■ Work required:
Please copy all the lines that follow, word for word.

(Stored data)

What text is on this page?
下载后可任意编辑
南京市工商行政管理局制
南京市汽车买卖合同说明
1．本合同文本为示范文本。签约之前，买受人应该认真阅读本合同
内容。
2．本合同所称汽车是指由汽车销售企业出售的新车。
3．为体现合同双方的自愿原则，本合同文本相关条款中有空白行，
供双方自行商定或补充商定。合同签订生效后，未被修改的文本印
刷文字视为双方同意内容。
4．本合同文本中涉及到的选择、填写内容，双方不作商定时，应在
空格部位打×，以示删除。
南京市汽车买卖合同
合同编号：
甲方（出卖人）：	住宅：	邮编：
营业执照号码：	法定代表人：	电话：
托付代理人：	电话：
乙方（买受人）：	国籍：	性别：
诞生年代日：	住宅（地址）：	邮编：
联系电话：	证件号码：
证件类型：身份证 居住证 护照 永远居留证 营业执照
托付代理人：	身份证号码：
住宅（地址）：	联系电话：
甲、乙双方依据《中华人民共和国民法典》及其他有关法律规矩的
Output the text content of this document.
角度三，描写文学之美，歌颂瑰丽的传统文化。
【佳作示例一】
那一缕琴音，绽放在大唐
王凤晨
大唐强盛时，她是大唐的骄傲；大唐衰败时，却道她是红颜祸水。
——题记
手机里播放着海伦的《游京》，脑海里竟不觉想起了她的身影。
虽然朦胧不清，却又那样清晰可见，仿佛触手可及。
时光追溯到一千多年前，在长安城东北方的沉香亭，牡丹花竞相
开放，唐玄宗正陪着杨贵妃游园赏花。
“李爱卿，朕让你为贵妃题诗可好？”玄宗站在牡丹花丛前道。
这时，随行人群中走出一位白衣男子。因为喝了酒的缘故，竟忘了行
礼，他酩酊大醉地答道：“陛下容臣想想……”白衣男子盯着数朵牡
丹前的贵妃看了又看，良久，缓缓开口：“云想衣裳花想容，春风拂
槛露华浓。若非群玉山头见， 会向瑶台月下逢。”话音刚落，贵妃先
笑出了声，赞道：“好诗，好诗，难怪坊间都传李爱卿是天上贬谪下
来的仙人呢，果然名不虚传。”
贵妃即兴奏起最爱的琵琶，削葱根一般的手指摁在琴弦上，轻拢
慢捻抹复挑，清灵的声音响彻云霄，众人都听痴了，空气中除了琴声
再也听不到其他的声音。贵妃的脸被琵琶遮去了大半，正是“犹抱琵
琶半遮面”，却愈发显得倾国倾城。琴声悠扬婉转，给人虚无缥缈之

■ Result of this task:
What text is on this page?
下载后可任意编辑
南京市工商行政管理局制
南京市汽车买卖合同说明
1．本合同文本为示范文本。签约之前，买受人应该认真阅读本合同
内容。
2．本合同所称汽车是指由汽车销售企业出售的新车。
3．为体现合同双方的自愿原则，本合同文本相关条款中有空白行，
供双方自行商定或补充商定。合同签订生效后，未被修改的文本印
刷文字视为双方同意内容。
4．本合同文本中涉及到的选择、填写内容，双方不作商定时，应在
空格部位打×，以示删除。
南京市汽车买卖合同
合同编号：
甲方（出卖人）：	住宅：	邮编：
营业执照号码：	法定代表人：	电话：
托付代理人：	电话：
乙方（买受人）：	国籍：	性别：
诞生年代日：	住宅（地址）：	邮编：
联系电话：	证件号码：
证件类型：身份证 居住证 护照 永远居留证 营业执照
托付代理人：	身份证号码：
住宅（地址）：	联系电话：
甲、乙双方依据《中华人民共和国民法典》及其他有关法律规矩的
Output the text content of this document.
角度三，描写文学之美，歌颂瑰丽的传统文化。
【佳作示例一】
那一缕琴音，绽放在大唐
王凤晨
大唐强盛时，她是大唐的骄傲；大唐衰败时，却道她是红颜祸水。
——题记
手机里播放着海伦的《游京》，脑海里竟不觉想起了她的身影。
虽然朦胧不清，却又那样清晰可见，仿佛触手可及。
时光追溯到一千多年前，在长安城东北方的沉香亭，牡丹花竞相
开放，唐玄宗正陪着杨贵妃游园赏花。
“李爱卿，朕让你为贵妃题诗可好？”玄宗站在牡丹花丛前道。
这时，随行人群中走出一位白衣男子。因为喝了酒的缘故，竟忘了行
礼，他酩酊大醉地答道：“陛下容臣想想……”白衣男子盯着数朵牡
丹前的贵妃看了又看，良久，缓缓开口：“云想衣裳花想容，春风拂
槛露华浓。若非群玉山头见， 会向瑶台月下逢。”话音刚落，贵妃先
笑出了声，赞道：“好诗，好诗，难怪坊间都传李爱卿是天上贬谪下
来的仙人呢，果然名不虚传。”
贵妃即兴奏起最爱的琵琶，削葱根一般的手指摁在琴弦上，轻拢
慢捻抹复挑，清灵的声音响彻云霄，众人都听痴了，空气中除了琴声
再也听不到其他的声音。贵妃的脸被琵琶遮去了大半，正是“犹抱琵
琶半遮面”，却愈发显得倾国倾城。琴声悠扬婉转，给人虚无缥缈之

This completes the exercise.